Items from a dataset
++++++++++++++++++++

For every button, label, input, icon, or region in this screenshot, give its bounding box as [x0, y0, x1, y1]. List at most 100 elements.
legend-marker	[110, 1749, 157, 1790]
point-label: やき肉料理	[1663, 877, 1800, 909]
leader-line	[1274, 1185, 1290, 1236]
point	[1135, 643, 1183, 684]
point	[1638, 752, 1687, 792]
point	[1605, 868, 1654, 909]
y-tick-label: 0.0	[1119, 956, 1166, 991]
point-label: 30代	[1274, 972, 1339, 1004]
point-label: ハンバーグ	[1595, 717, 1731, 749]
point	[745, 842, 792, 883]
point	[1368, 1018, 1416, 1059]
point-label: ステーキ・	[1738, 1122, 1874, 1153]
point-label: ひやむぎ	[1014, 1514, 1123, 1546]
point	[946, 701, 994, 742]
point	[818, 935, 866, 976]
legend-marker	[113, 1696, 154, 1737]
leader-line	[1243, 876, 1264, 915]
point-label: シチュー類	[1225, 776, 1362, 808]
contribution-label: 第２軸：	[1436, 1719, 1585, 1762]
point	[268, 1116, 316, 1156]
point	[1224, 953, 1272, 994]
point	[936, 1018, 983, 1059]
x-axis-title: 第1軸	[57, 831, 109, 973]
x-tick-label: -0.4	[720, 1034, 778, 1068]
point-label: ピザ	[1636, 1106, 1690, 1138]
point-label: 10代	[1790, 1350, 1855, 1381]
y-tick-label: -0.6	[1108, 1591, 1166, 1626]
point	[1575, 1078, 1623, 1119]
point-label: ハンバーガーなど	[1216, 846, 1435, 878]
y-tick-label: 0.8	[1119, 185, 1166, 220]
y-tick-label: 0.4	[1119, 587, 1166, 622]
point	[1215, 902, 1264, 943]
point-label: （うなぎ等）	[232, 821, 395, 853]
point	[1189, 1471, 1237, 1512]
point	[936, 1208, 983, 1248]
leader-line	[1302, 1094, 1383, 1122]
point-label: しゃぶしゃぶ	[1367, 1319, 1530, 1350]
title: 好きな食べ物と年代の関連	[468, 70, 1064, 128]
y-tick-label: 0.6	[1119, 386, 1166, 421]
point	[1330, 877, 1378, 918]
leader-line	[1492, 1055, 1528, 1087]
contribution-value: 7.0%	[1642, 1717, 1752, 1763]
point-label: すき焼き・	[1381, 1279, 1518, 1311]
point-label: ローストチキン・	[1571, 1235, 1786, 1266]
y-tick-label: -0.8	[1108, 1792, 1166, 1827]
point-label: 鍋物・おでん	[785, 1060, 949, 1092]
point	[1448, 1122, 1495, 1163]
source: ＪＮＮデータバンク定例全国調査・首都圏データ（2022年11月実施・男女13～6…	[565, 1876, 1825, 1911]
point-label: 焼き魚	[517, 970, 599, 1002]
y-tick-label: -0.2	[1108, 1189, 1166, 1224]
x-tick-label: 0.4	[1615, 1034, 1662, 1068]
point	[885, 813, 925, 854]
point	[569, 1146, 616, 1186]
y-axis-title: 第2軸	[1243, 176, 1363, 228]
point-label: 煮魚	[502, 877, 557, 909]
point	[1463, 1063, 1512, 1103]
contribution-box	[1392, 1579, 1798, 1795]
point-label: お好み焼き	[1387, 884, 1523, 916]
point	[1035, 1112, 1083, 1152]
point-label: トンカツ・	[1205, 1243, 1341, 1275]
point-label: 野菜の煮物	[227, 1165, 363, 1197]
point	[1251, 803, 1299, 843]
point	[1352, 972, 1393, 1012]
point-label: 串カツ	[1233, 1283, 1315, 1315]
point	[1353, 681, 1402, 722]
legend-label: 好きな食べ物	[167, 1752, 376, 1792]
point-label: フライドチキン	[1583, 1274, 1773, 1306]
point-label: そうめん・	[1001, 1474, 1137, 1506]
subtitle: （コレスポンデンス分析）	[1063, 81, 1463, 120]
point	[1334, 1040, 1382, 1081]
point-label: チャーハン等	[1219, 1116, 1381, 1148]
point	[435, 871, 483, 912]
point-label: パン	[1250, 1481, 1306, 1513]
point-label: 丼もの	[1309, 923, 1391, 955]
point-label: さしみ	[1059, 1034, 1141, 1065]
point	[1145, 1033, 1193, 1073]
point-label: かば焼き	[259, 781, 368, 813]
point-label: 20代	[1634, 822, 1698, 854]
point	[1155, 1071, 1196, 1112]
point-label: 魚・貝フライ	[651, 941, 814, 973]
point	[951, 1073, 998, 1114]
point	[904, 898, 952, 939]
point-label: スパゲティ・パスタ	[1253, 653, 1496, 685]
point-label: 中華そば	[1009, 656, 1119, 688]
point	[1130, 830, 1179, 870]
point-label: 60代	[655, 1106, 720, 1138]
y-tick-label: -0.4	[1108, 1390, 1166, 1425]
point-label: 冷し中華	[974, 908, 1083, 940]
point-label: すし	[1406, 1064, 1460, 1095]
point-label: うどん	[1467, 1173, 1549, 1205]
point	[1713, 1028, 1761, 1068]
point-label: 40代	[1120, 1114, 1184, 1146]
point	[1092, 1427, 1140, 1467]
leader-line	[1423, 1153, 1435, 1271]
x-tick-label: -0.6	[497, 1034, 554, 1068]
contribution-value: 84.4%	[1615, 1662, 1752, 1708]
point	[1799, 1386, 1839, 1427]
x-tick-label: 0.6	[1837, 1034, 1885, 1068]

++++++++++++++++++++

WHAT IS ASKED:
Reproduce all of the material above, swapping every occurrence of "leader-line" for "connector-line" and leaving everything else as it is.

OUTPUT BELOW:
For every button, label, input, icon, or region in this screenshot, give its bounding box as [x0, y0, x1, y1]. List at most 100 elements.
legend-marker	[110, 1749, 157, 1790]
point-label: やき肉料理	[1663, 877, 1800, 909]
connector-line	[1274, 1185, 1290, 1236]
point	[1135, 643, 1183, 684]
point	[1638, 752, 1687, 792]
point	[1605, 868, 1654, 909]
y-tick-label: 0.0	[1119, 956, 1166, 991]
point-label: 30代	[1274, 972, 1339, 1004]
point-label: ハンバーグ	[1595, 717, 1731, 749]
point	[745, 842, 792, 883]
point	[1368, 1018, 1416, 1059]
point-label: ステーキ・	[1738, 1122, 1874, 1153]
point-label: ひやむぎ	[1014, 1514, 1123, 1546]
point	[946, 701, 994, 742]
point	[818, 935, 866, 976]
legend-marker	[113, 1696, 154, 1737]
connector-line	[1243, 876, 1264, 915]
point-label: シチュー類	[1225, 776, 1362, 808]
contribution-label: 第２軸：	[1436, 1719, 1585, 1762]
point	[268, 1116, 316, 1156]
point	[1224, 953, 1272, 994]
point	[936, 1018, 983, 1059]
x-axis-title: 第1軸	[57, 831, 109, 973]
x-tick-label: -0.4	[720, 1034, 778, 1068]
point-label: ピザ	[1636, 1106, 1690, 1138]
point-label: 10代	[1790, 1350, 1855, 1381]
y-tick-label: -0.6	[1108, 1591, 1166, 1626]
point	[1575, 1078, 1623, 1119]
point-label: ハンバーガーなど	[1216, 846, 1435, 878]
y-tick-label: 0.8	[1119, 185, 1166, 220]
y-tick-label: 0.4	[1119, 587, 1166, 622]
point	[1215, 902, 1264, 943]
point-label: （うなぎ等）	[232, 821, 395, 853]
point	[1189, 1471, 1237, 1512]
point	[936, 1208, 983, 1248]
connector-line	[1302, 1094, 1383, 1122]
point-label: しゃぶしゃぶ	[1367, 1319, 1530, 1350]
title: 好きな食べ物と年代の関連	[468, 70, 1064, 128]
y-tick-label: 0.6	[1119, 386, 1166, 421]
point	[1330, 877, 1378, 918]
connector-line	[1492, 1055, 1528, 1087]
contribution-value: 7.0%	[1642, 1717, 1752, 1763]
point-label: すき焼き・	[1381, 1279, 1518, 1311]
point-label: ローストチキン・	[1571, 1235, 1786, 1266]
y-tick-label: -0.8	[1108, 1792, 1166, 1827]
point-label: 鍋物・おでん	[785, 1060, 949, 1092]
point	[1448, 1122, 1495, 1163]
source: ＪＮＮデータバンク定例全国調査・首都圏データ（2022年11月実施・男女13～6…	[565, 1876, 1825, 1911]
point-label: 焼き魚	[517, 970, 599, 1002]
y-tick-label: -0.2	[1108, 1189, 1166, 1224]
x-tick-label: 0.4	[1615, 1034, 1662, 1068]
point	[885, 813, 925, 854]
point	[569, 1146, 616, 1186]
y-axis-title: 第2軸	[1243, 176, 1363, 228]
point-label: 煮魚	[502, 877, 557, 909]
point	[1463, 1063, 1512, 1103]
contribution-box	[1392, 1579, 1798, 1795]
point-label: お好み焼き	[1387, 884, 1523, 916]
point	[1035, 1112, 1083, 1152]
point-label: トンカツ・	[1205, 1243, 1341, 1275]
point-label: 野菜の煮物	[227, 1165, 363, 1197]
point	[1251, 803, 1299, 843]
point	[1352, 972, 1393, 1012]
point-label: 串カツ	[1233, 1283, 1315, 1315]
point	[1353, 681, 1402, 722]
legend-label: 好きな食べ物	[167, 1752, 376, 1792]
point-label: フライドチキン	[1583, 1274, 1773, 1306]
point-label: そうめん・	[1001, 1474, 1137, 1506]
subtitle: （コレスポンデンス分析）	[1063, 81, 1463, 120]
point	[1334, 1040, 1382, 1081]
point-label: チャーハン等	[1219, 1116, 1381, 1148]
point	[435, 871, 483, 912]
point-label: パン	[1250, 1481, 1306, 1513]
point-label: 丼もの	[1309, 923, 1391, 955]
point-label: さしみ	[1059, 1034, 1141, 1065]
point	[1145, 1033, 1193, 1073]
point-label: かば焼き	[259, 781, 368, 813]
point-label: 20代	[1634, 822, 1698, 854]
point	[1155, 1071, 1196, 1112]
point-label: 魚・貝フライ	[651, 941, 814, 973]
point	[951, 1073, 998, 1114]
point	[904, 898, 952, 939]
point-label: スパゲティ・パスタ	[1253, 653, 1496, 685]
point-label: 中華そば	[1009, 656, 1119, 688]
point	[1130, 830, 1179, 870]
point-label: 60代	[655, 1106, 720, 1138]
y-tick-label: -0.4	[1108, 1390, 1166, 1425]
point-label: 冷し中華	[974, 908, 1083, 940]
point-label: すし	[1406, 1064, 1460, 1095]
point-label: うどん	[1467, 1173, 1549, 1205]
point	[1713, 1028, 1761, 1068]
point-label: 40代	[1120, 1114, 1184, 1146]
point	[1092, 1427, 1140, 1467]
connector-line	[1423, 1153, 1435, 1271]
x-tick-label: -0.6	[497, 1034, 554, 1068]
contribution-value: 84.4%	[1615, 1662, 1752, 1708]
point	[1799, 1386, 1839, 1427]
x-tick-label: 0.6	[1837, 1034, 1885, 1068]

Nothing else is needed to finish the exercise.